What the task asks
Gather every line that includes the word "Energy", please.

*****

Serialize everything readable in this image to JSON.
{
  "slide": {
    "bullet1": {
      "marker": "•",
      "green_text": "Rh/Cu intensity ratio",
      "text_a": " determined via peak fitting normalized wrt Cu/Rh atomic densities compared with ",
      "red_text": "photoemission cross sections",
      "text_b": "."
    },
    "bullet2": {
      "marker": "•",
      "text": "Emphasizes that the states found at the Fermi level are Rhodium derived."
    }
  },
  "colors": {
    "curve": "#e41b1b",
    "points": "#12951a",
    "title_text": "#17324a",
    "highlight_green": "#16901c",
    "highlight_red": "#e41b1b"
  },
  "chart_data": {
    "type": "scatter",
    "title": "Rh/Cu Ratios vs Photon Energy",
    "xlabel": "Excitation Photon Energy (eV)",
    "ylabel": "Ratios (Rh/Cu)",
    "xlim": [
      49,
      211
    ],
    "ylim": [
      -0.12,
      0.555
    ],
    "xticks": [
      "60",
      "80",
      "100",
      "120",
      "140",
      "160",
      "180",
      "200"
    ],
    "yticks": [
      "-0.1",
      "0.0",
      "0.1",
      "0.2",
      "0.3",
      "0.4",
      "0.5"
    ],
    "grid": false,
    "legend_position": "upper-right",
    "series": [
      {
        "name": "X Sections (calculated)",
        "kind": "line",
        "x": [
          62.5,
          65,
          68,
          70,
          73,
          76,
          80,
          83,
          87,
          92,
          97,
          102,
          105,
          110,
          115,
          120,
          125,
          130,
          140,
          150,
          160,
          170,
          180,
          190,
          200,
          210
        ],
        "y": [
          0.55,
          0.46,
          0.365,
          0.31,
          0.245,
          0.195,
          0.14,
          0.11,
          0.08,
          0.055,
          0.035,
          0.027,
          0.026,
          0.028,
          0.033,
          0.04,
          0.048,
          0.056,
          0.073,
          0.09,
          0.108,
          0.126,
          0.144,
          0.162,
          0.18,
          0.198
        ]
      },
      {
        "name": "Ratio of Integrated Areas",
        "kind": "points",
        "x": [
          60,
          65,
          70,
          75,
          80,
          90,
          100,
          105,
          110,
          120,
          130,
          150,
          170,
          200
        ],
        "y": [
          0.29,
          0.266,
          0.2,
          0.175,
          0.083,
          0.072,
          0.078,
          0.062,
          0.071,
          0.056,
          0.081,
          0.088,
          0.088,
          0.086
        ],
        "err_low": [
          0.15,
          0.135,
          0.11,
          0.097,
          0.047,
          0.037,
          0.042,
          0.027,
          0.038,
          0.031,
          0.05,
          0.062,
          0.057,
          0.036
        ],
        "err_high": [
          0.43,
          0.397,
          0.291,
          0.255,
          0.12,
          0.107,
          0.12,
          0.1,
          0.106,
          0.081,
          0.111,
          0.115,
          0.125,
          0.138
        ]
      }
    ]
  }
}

*****

Exercise output
    "title": "Rh/Cu Ratios vs Photon Energy",
    "xlabel": "Excitation Photon Energy (eV)",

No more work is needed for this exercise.